:: WHAT IS BEING ASKED ::
Omit every picture and output the rest of the records exactly as they are.

:: DATA LINES ::
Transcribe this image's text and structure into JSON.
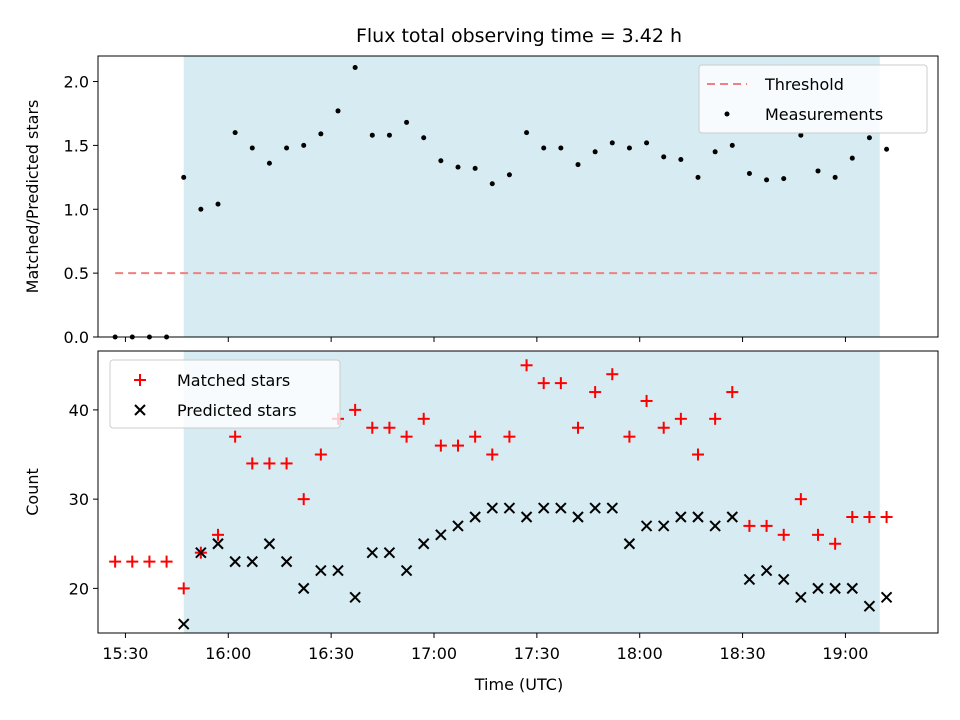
{
  "chart_data": {
    "title": "Flux total observing time = 3.42 h",
    "xlabel": "Time (UTC)",
    "x_tick_labels": [
      "15:30",
      "16:00",
      "16:30",
      "17:00",
      "17:30",
      "18:00",
      "18:30",
      "19:00"
    ],
    "x_tick_times": [
      "15:30",
      "16:00",
      "16:30",
      "17:00",
      "17:30",
      "18:00",
      "18:30",
      "19:00"
    ],
    "xlim": [
      "15:22",
      "19:27"
    ],
    "shaded_span": {
      "start": "15:47",
      "end": "19:10",
      "color": "#add8e6"
    },
    "time_points": [
      "15:27",
      "15:32",
      "15:37",
      "15:42",
      "15:47",
      "15:52",
      "15:57",
      "16:02",
      "16:07",
      "16:12",
      "16:17",
      "16:22",
      "16:27",
      "16:32",
      "16:37",
      "16:42",
      "16:47",
      "16:52",
      "16:57",
      "17:02",
      "17:07",
      "17:12",
      "17:17",
      "17:22",
      "17:27",
      "17:32",
      "17:37",
      "17:42",
      "17:47",
      "17:52",
      "17:57",
      "18:02",
      "18:07",
      "18:12",
      "18:17",
      "18:22",
      "18:27",
      "18:32",
      "18:37",
      "18:42",
      "18:47",
      "18:52",
      "18:57",
      "19:02",
      "19:07",
      "19:12"
    ],
    "plots": [
      {
        "type": "scatter",
        "ylabel": "Matched/Predicted stars",
        "ylim": [
          0,
          2.2
        ],
        "y_ticks": [
          0.0,
          0.5,
          1.0,
          1.5,
          2.0
        ],
        "y_tick_labels": [
          "0.0",
          "0.5",
          "1.0",
          "1.5",
          "2.0"
        ],
        "legend_position": "top-right",
        "threshold": {
          "name": "Threshold",
          "value": 0.5,
          "x_start": "15:27",
          "x_end": "19:10",
          "color": "#f08080",
          "style": "dashed"
        },
        "series": [
          {
            "name": "Measurements",
            "marker": "dot",
            "color": "#000000",
            "values": [
              0.0,
              0.0,
              0.0,
              0.0,
              1.25,
              1.0,
              1.04,
              1.6,
              1.48,
              1.36,
              1.48,
              1.5,
              1.59,
              1.77,
              2.11,
              1.58,
              1.58,
              1.68,
              1.56,
              1.38,
              1.33,
              1.32,
              1.2,
              1.27,
              1.6,
              1.48,
              1.48,
              1.35,
              1.45,
              1.52,
              1.48,
              1.52,
              1.41,
              1.39,
              1.25,
              1.45,
              1.5,
              1.28,
              1.23,
              1.24,
              1.58,
              1.3,
              1.25,
              1.4,
              1.56,
              1.47
            ]
          }
        ]
      },
      {
        "type": "scatter",
        "ylabel": "Count",
        "ylim": [
          15,
          46.6
        ],
        "y_ticks": [
          20,
          30,
          40
        ],
        "y_tick_labels": [
          "20",
          "30",
          "40"
        ],
        "legend_position": "top-left",
        "series": [
          {
            "name": "Matched stars",
            "marker": "plus",
            "color": "#ff0000",
            "values": [
              23,
              23,
              23,
              23,
              20,
              24,
              26,
              37,
              34,
              34,
              34,
              30,
              35,
              39,
              40,
              38,
              38,
              37,
              39,
              36,
              36,
              37,
              35,
              37,
              45,
              43,
              43,
              38,
              42,
              44,
              37,
              41,
              38,
              39,
              35,
              39,
              42,
              27,
              27,
              26,
              30,
              26,
              25,
              28,
              28,
              28
            ]
          },
          {
            "name": "Predicted stars",
            "marker": "x",
            "color": "#000000",
            "values": [
              null,
              null,
              null,
              null,
              16,
              24,
              25,
              23,
              23,
              25,
              23,
              20,
              22,
              22,
              19,
              24,
              24,
              22,
              25,
              26,
              27,
              28,
              29,
              29,
              28,
              29,
              29,
              28,
              29,
              29,
              25,
              27,
              27,
              28,
              28,
              27,
              28,
              21,
              22,
              21,
              19,
              20,
              20,
              20,
              18,
              19
            ]
          }
        ]
      }
    ]
  }
}
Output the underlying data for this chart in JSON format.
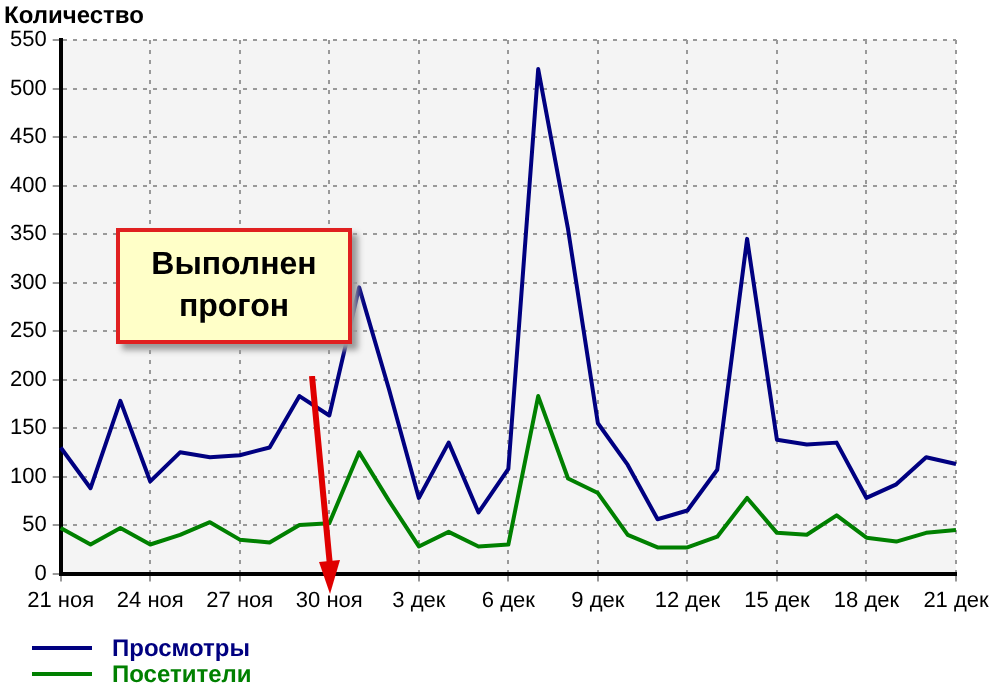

:: RESPONSE ::
Transcribe this image's text and structure into JSON.
{
  "chart_data": {
    "title": "Flux total observing time = 3.42 h",
    "xlabel": "Time (UTC)",
    "x_tick_labels": [
      "15:30",
      "16:00",
      "16:30",
      "17:00",
      "17:30",
      "18:00",
      "18:30",
      "19:00"
    ],
    "x_tick_times": [
      "15:30",
      "16:00",
      "16:30",
      "17:00",
      "17:30",
      "18:00",
      "18:30",
      "19:00"
    ],
    "xlim": [
      "15:22",
      "19:27"
    ],
    "shaded_span": {
      "start": "15:47",
      "end": "19:10",
      "color": "#add8e6"
    },
    "time_points": [
      "15:27",
      "15:32",
      "15:37",
      "15:42",
      "15:47",
      "15:52",
      "15:57",
      "16:02",
      "16:07",
      "16:12",
      "16:17",
      "16:22",
      "16:27",
      "16:32",
      "16:37",
      "16:42",
      "16:47",
      "16:52",
      "16:57",
      "17:02",
      "17:07",
      "17:12",
      "17:17",
      "17:22",
      "17:27",
      "17:32",
      "17:37",
      "17:42",
      "17:47",
      "17:52",
      "17:57",
      "18:02",
      "18:07",
      "18:12",
      "18:17",
      "18:22",
      "18:27",
      "18:32",
      "18:37",
      "18:42",
      "18:47",
      "18:52",
      "18:57",
      "19:02",
      "19:07",
      "19:12"
    ],
    "plots": [
      {
        "type": "scatter",
        "ylabel": "Matched/Predicted stars",
        "ylim": [
          0,
          2.2
        ],
        "y_ticks": [
          0.0,
          0.5,
          1.0,
          1.5,
          2.0
        ],
        "y_tick_labels": [
          "0.0",
          "0.5",
          "1.0",
          "1.5",
          "2.0"
        ],
        "legend_position": "top-right",
        "threshold": {
          "name": "Threshold",
          "value": 0.5,
          "x_start": "15:27",
          "x_end": "19:10",
          "color": "#f08080",
          "style": "dashed"
        },
        "series": [
          {
            "name": "Measurements",
            "marker": "dot",
            "color": "#000000",
            "values": [
              0.0,
              0.0,
              0.0,
              0.0,
              1.25,
              1.0,
              1.04,
              1.6,
              1.48,
              1.36,
              1.48,
              1.5,
              1.59,
              1.77,
              2.11,
              1.58,
              1.58,
              1.68,
              1.56,
              1.38,
              1.33,
              1.32,
              1.2,
              1.27,
              1.6,
              1.48,
              1.48,
              1.35,
              1.45,
              1.52,
              1.48,
              1.52,
              1.41,
              1.39,
              1.25,
              1.45,
              1.5,
              1.28,
              1.23,
              1.24,
              1.58,
              1.3,
              1.25,
              1.4,
              1.56,
              1.47
            ]
          }
        ]
      },
      {
        "type": "scatter",
        "ylabel": "Count",
        "ylim": [
          15,
          46.6
        ],
        "y_ticks": [
          20,
          30,
          40
        ],
        "y_tick_labels": [
          "20",
          "30",
          "40"
        ],
        "legend_position": "top-left",
        "series": [
          {
            "name": "Matched stars",
            "marker": "plus",
            "color": "#ff0000",
            "values": [
              23,
              23,
              23,
              23,
              20,
              24,
              26,
              37,
              34,
              34,
              34,
              30,
              35,
              39,
              40,
              38,
              38,
              37,
              39,
              36,
              36,
              37,
              35,
              37,
              45,
              43,
              43,
              38,
              42,
              44,
              37,
              41,
              38,
              39,
              35,
              39,
              42,
              27,
              27,
              26,
              30,
              26,
              25,
              28,
              28,
              28
            ]
          },
          {
            "name": "Predicted stars",
            "marker": "x",
            "color": "#000000",
            "values": [
              null,
              null,
              null,
              null,
              16,
              24,
              25,
              23,
              23,
              25,
              23,
              20,
              22,
              22,
              19,
              24,
              24,
              22,
              25,
              26,
              27,
              28,
              29,
              29,
              28,
              29,
              29,
              28,
              29,
              29,
              25,
              27,
              27,
              28,
              28,
              27,
              28,
              21,
              22,
              21,
              19,
              20,
              20,
              20,
              18,
              19
            ]
          }
        ]
      }
    ]
  }
}
Output the underlying data for this chart in JSON format.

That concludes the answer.